Output every entry exactly as written, but omit the pictures.

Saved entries

——

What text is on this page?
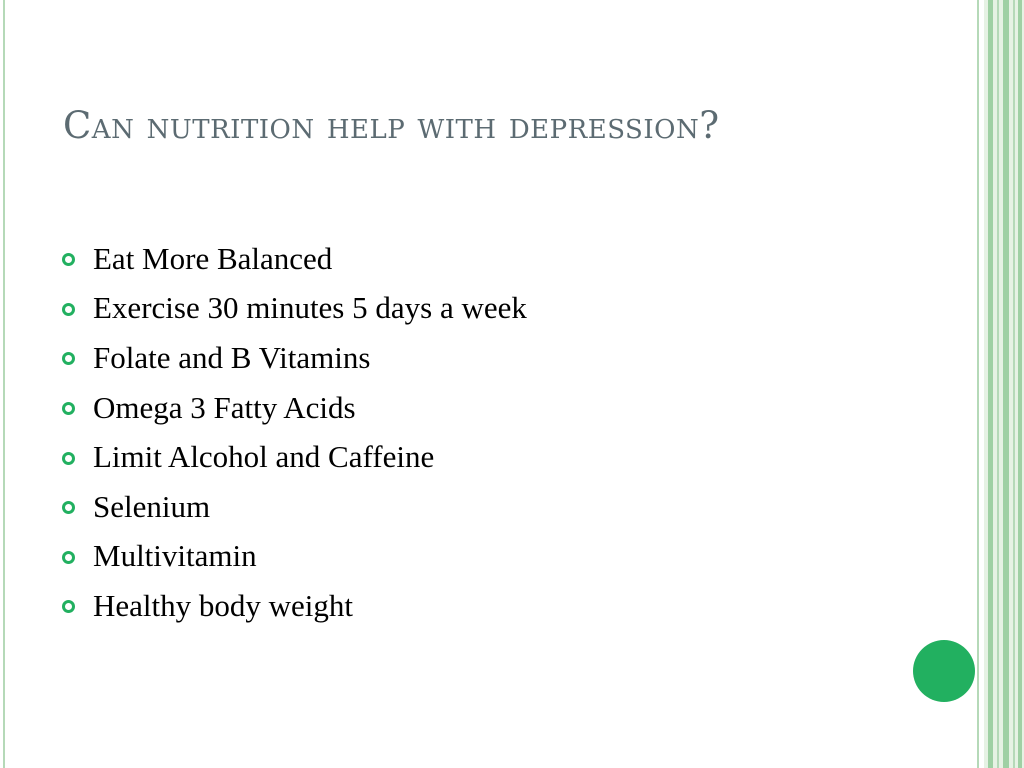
Can nutrition help with depression?
Eat More Balanced
Exercise 30 minutes 5 days a week
Folate and B Vitamins
Omega 3 Fatty Acids
Limit Alcohol and Caffeine
Selenium
Multivitamin
Healthy body weight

——

= COMPLETE RESPONSE =
What text is on this page?
Can nutrition help with depression?
Eat More Balanced
Exercise 30 minutes 5 days a week
Folate and B Vitamins
Omega 3 Fatty Acids
Limit Alcohol and Caffeine
Selenium
Multivitamin
Healthy body weight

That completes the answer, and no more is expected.